*WHAT TO DO*. Search the listing below for the string "Home" and show each line that contains it.

*Collected data*.

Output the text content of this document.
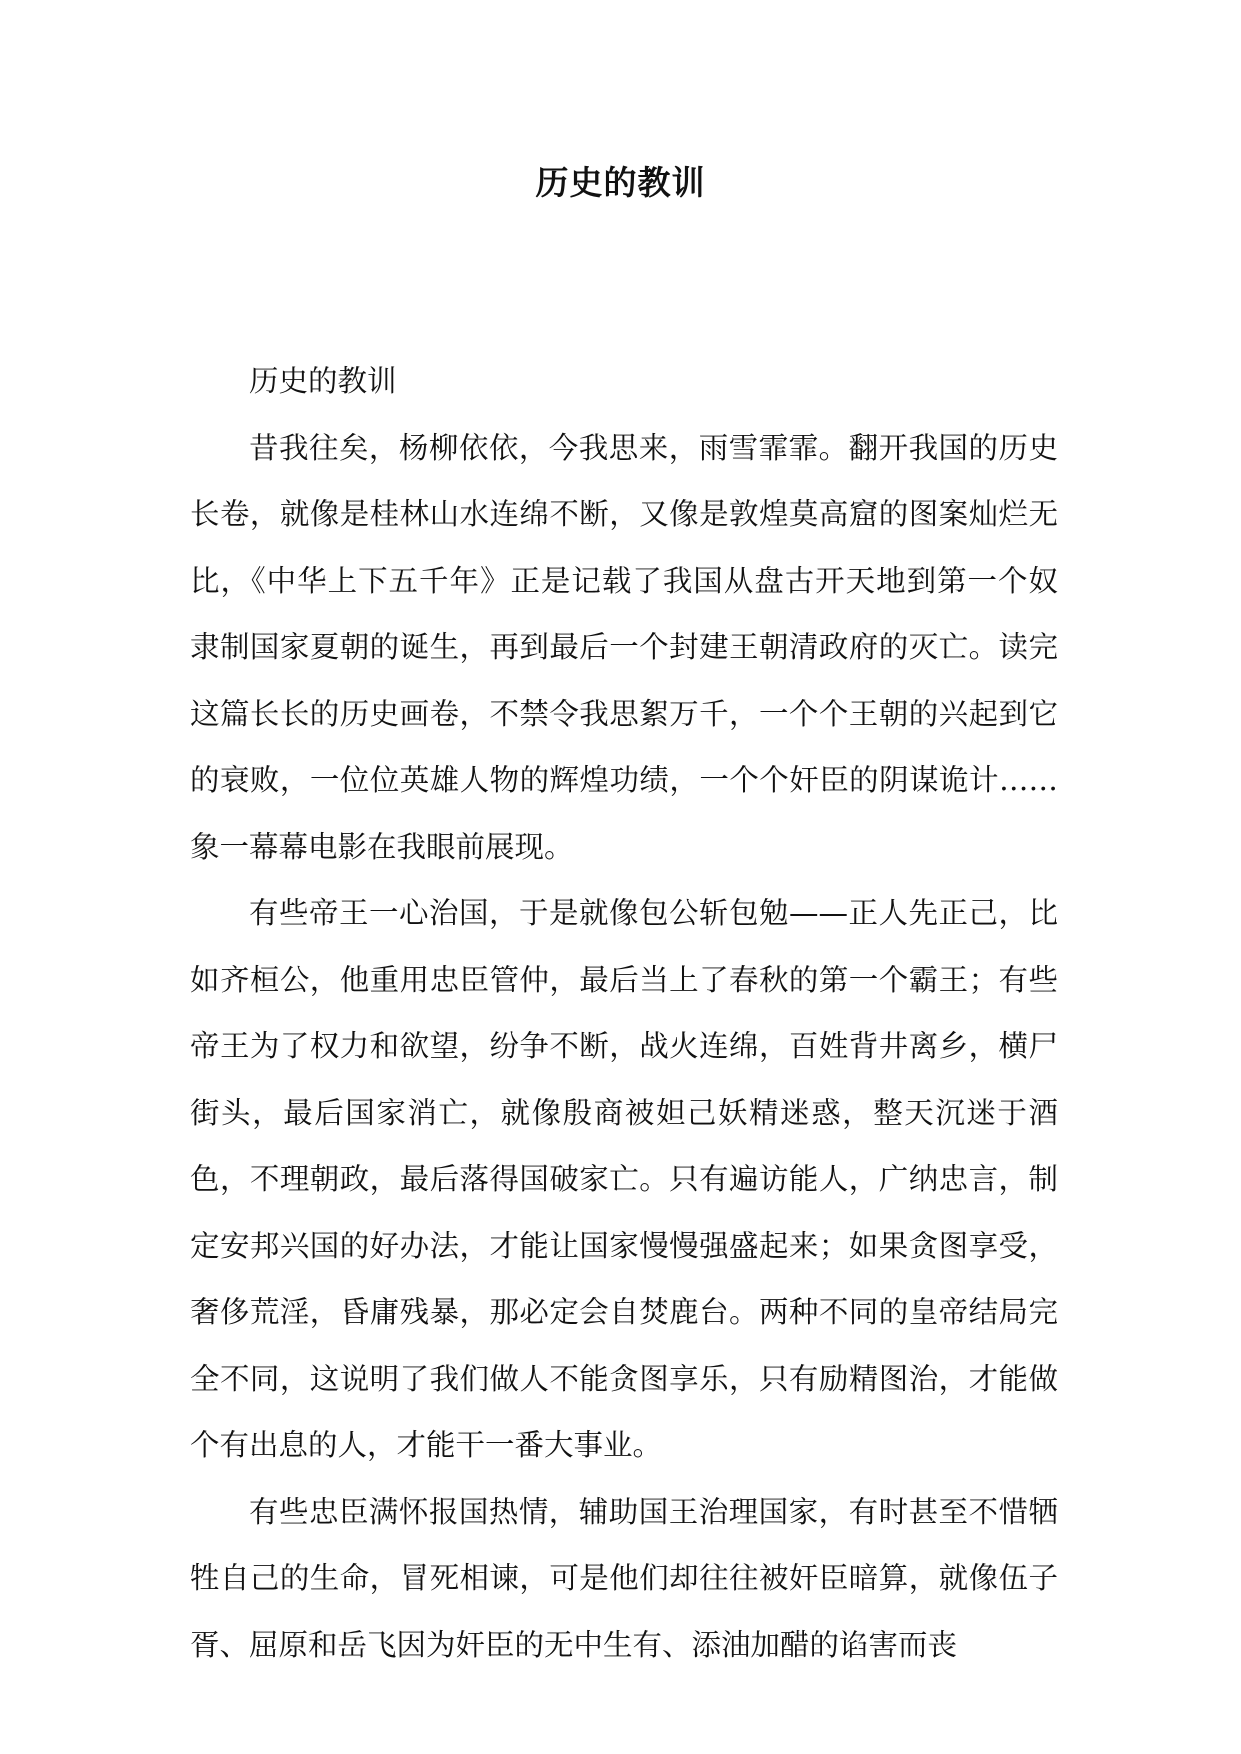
历史的教训

历史的教训

昔我往矣，杨柳依依，今我思来，雨雪霏霏。翻开我国的历史长卷，就像是桂林山水连绵不断，又像是敦煌莫高窟的图案灿烂无比，《中华上下五千年》正是记载了我国从盘古开天地到第一个奴隶制国家夏朝的诞生，再到最后一个封建王朝清政府的灭亡。读完这篇长长的历史画卷，不禁令我思絮万千，一个个王朝的兴起到它的衰败，一位位英雄人物的辉煌功绩，一个个奸臣的阴谋诡计……象一幕幕电影在我眼前展现。

有些帝王一心治国，于是就像包公斩包勉——正人先正己，比如齐桓公，他重用忠臣管仲，最后当上了春秋的第一个霸王；有些帝王为了权力和欲望，纷争不断，战火连绵，百姓背井离乡，横尸街头，最后国家消亡，就像殷商被妲己妖精迷惑，整天沉迷于酒色，不理朝政，最后落得国破家亡。只有遍访能人，广纳忠言，制定安邦兴国的好办法，才能让国家慢慢强盛起来；如果贪图享受，奢侈荒淫，昏庸残暴，那必定会自焚鹿台。两种不同的皇帝结局完全不同，这说明了我们做人不能贪图享乐，只有励精图治，才能做个有出息的人，才能干一番大事业。

有些忠臣满怀报国热情，辅助国王治理国家，有时甚至不惜牺牲自己的生命，冒死相谏，可是他们却往往被奸臣暗算，就像伍子胥、屈原和岳飞因为奸臣的无中生有、添油加醋的谄害而丧
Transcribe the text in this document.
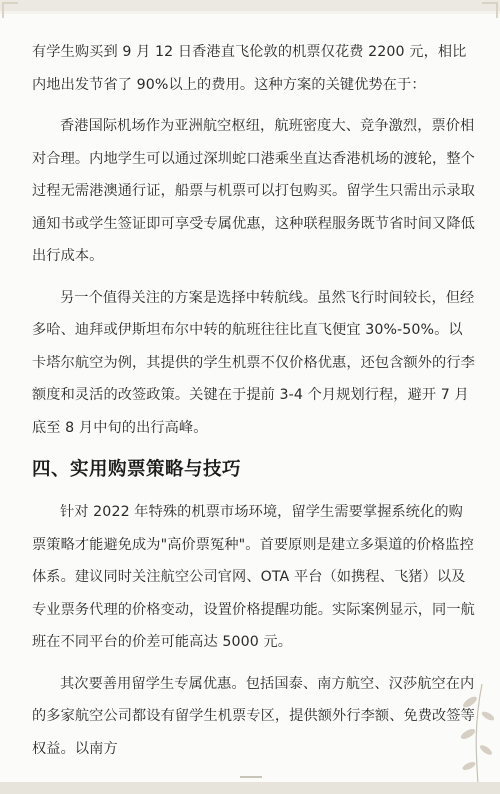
有学生购买到 9 月 12 日香港直飞伦敦的机票仅花费 2200 元，相比内地出发节省了 90%以上的费用。这种方案的关键优势在于：

香港国际机场作为亚洲航空枢纽，航班密度大、竞争激烈，票价相对合理。内地学生可以通过深圳蛇口港乘坐直达香港机场的渡轮，整个过程无需港澳通行证，船票与机票可以打包购买。留学生只需出示录取通知书或学生签证即可享受专属优惠，这种联程服务既节省时间又降低出行成本。

另一个值得关注的方案是选择中转航线。虽然飞行时间较长，但经多哈、迪拜或伊斯坦布尔中转的航班往往比直飞便宜 30%-50%。以卡塔尔航空为例，其提供的学生机票不仅价格优惠，还包含额外的行李额度和灵活的改签政策。关键在于提前 3-4 个月规划行程，避开 7 月底至 8 月中旬的出行高峰。

四、实用购票策略与技巧

针对 2022 年特殊的机票市场环境，留学生需要掌握系统化的购票策略才能避免成为"高价票冤种"。首要原则是建立多渠道的价格监控体系。建议同时关注航空公司官网、OTA 平台（如携程、飞猪）以及专业票务代理的价格变动，设置价格提醒功能。实际案例显示，同一航班在不同平台的价差可能高达 5000 元。

其次要善用留学生专属优惠。包括国泰、南方航空、汉莎航空在内的多家航空公司都设有留学生机票专区，提供额外行李额、免费改签等权益。以南方
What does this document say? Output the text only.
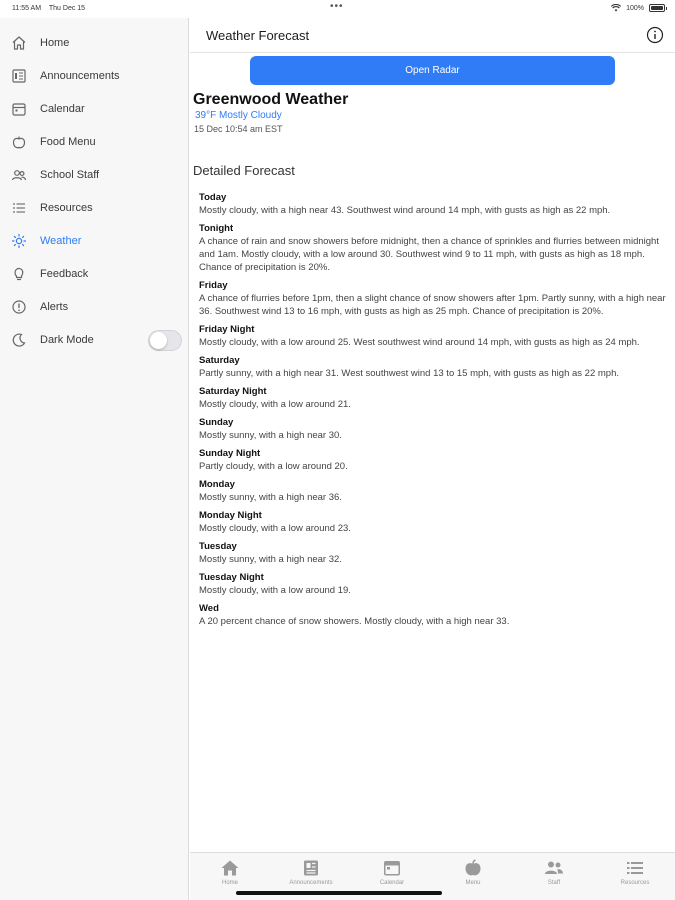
11:55 AM Thu Dec 15	•••	100%
Home
Announcements
Calendar
Food Menu
School Staff
Resources
Weather
Feedback
Alerts
Dark Mode
Weather Forecast
Open Radar
Greenwood Weather
39°F Mostly Cloudy
15 Dec 10:54 am EST
Detailed Forecast
Today
Mostly cloudy, with a high near 43. Southwest wind around 14 mph, with gusts as high as 22 mph.
Tonight
A chance of rain and snow showers before midnight, then a chance of sprinkles and flurries between midnight and 1am. Mostly cloudy, with a low around 30. Southwest wind 9 to 11 mph, with gusts as high as 18 mph. Chance of precipitation is 20%.
Friday
A chance of flurries before 1pm, then a slight chance of snow showers after 1pm. Partly sunny, with a high near 36. Southwest wind 13 to 16 mph, with gusts as high as 25 mph. Chance of precipitation is 20%.
Friday Night
Mostly cloudy, with a low around 25. West southwest wind around 14 mph, with gusts as high as 24 mph.
Saturday
Partly sunny, with a high near 31. West southwest wind 13 to 15 mph, with gusts as high as 22 mph.
Saturday Night
Mostly cloudy, with a low around 21.
Sunday
Mostly sunny, with a high near 30.
Sunday Night
Partly cloudy, with a low around 20.
Monday
Mostly sunny, with a high near 36.
Monday Night
Mostly cloudy, with a low around 23.
Tuesday
Mostly sunny, with a high near 32.
Tuesday Night
Mostly cloudy, with a low around 19.
Wed
A 20 percent chance of snow showers. Mostly cloudy, with a high near 33.
Home	Announcements	Calendar	Menu	Staff	Resources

*FULL RESPONSE*.
Home
Home	Announcements	Calendar	Menu	Staff	Resources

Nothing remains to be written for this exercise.